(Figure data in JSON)
= = = =

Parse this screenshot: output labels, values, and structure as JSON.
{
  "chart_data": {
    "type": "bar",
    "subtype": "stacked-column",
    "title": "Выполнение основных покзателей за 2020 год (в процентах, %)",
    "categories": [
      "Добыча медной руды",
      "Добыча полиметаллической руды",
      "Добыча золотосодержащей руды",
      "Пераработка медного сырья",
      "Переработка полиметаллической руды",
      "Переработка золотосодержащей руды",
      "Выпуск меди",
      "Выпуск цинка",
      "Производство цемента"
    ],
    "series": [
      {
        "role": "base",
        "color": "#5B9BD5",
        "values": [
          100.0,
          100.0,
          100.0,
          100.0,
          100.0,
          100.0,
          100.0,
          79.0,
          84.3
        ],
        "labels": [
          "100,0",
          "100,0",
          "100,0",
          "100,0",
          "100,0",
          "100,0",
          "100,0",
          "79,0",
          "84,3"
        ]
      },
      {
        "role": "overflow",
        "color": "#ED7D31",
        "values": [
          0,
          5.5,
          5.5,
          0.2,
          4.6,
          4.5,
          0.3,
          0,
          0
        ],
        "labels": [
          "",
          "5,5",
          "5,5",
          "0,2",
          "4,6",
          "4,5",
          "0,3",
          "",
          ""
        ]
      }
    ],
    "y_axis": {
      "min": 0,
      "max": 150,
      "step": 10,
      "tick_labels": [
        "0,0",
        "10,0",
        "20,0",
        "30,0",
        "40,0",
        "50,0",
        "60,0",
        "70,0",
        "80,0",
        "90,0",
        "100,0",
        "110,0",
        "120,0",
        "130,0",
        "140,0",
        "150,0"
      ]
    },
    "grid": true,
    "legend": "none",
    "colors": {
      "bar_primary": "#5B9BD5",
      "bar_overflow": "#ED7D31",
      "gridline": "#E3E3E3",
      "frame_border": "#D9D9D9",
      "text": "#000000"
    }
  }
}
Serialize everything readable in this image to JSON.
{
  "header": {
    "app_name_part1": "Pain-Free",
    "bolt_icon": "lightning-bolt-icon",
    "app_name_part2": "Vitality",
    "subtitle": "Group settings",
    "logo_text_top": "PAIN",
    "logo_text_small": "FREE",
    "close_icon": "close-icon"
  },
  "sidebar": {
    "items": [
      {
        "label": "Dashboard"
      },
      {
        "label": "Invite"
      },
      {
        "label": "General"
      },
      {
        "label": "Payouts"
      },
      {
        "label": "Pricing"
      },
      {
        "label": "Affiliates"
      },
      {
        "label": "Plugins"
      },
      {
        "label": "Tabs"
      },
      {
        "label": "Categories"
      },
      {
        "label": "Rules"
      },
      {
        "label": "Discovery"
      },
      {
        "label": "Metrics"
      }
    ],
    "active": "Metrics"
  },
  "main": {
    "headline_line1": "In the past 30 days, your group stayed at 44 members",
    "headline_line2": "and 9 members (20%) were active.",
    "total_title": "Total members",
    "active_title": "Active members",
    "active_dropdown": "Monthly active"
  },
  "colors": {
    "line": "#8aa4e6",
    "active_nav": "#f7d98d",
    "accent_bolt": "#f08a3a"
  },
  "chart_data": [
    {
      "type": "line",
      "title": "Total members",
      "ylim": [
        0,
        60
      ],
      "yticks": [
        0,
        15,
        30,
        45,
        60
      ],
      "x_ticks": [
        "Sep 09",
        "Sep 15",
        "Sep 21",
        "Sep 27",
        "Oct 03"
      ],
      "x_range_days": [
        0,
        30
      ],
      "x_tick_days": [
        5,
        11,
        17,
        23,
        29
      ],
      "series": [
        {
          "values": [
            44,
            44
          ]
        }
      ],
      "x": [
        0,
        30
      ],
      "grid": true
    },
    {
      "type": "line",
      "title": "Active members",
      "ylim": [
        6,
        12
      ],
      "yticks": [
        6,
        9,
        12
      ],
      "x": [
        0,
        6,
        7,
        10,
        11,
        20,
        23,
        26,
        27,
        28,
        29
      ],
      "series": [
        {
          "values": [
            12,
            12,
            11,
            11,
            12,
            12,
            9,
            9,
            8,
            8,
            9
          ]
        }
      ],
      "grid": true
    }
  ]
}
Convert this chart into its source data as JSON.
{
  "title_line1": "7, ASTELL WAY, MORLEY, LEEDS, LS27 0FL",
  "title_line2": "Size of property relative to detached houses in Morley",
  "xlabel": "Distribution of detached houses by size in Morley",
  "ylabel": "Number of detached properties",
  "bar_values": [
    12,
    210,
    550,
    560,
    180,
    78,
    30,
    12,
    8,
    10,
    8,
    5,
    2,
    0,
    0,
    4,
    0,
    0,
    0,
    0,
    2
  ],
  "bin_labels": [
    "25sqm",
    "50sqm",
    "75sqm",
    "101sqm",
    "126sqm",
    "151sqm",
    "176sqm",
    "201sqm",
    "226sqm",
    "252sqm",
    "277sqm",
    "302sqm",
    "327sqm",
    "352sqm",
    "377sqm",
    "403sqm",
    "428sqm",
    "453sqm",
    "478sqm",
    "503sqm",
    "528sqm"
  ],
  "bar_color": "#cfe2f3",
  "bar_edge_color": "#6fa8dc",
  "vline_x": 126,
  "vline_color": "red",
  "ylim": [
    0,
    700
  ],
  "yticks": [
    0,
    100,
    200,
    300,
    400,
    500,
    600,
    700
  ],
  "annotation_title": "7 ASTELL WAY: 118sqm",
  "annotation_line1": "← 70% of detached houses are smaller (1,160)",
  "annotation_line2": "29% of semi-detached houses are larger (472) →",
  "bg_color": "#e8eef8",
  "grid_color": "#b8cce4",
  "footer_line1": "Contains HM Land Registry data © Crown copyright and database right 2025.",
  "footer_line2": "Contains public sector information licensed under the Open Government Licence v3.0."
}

= = = =

Task statement: The line containing "Convert this chart" and every line after it, through the end of the records, should be repeated exactly and alone.

In response:
Convert this chart into its source data as JSON.
{
  "title_line1": "7, ASTELL WAY, MORLEY, LEEDS, LS27 0FL",
  "title_line2": "Size of property relative to detached houses in Morley",
  "xlabel": "Distribution of detached houses by size in Morley",
  "ylabel": "Number of detached properties",
  "bar_values": [
    12,
    210,
    550,
    560,
    180,
    78,
    30,
    12,
    8,
    10,
    8,
    5,
    2,
    0,
    0,
    4,
    0,
    0,
    0,
    0,
    2
  ],
  "bin_labels": [
    "25sqm",
    "50sqm",
    "75sqm",
    "101sqm",
    "126sqm",
    "151sqm",
    "176sqm",
    "201sqm",
    "226sqm",
    "252sqm",
    "277sqm",
    "302sqm",
    "327sqm",
    "352sqm",
    "377sqm",
    "403sqm",
    "428sqm",
    "453sqm",
    "478sqm",
    "503sqm",
    "528sqm"
  ],
  "bar_color": "#cfe2f3",
  "bar_edge_color": "#6fa8dc",
  "vline_x": 126,
  "vline_color": "red",
  "ylim": [
    0,
    700
  ],
  "yticks": [
    0,
    100,
    200,
    300,
    400,
    500,
    600,
    700
  ],
  "annotation_title": "7 ASTELL WAY: 118sqm",
  "annotation_line1": "← 70% of detached houses are smaller (1,160)",
  "annotation_line2": "29% of semi-detached houses are larger (472) →",
  "bg_color": "#e8eef8",
  "grid_color": "#b8cce4",
  "footer_line1": "Contains HM Land Registry data © Crown copyright and database right 2025.",
  "footer_line2": "Contains public sector information licensed under the Open Government Licence v3.0."
}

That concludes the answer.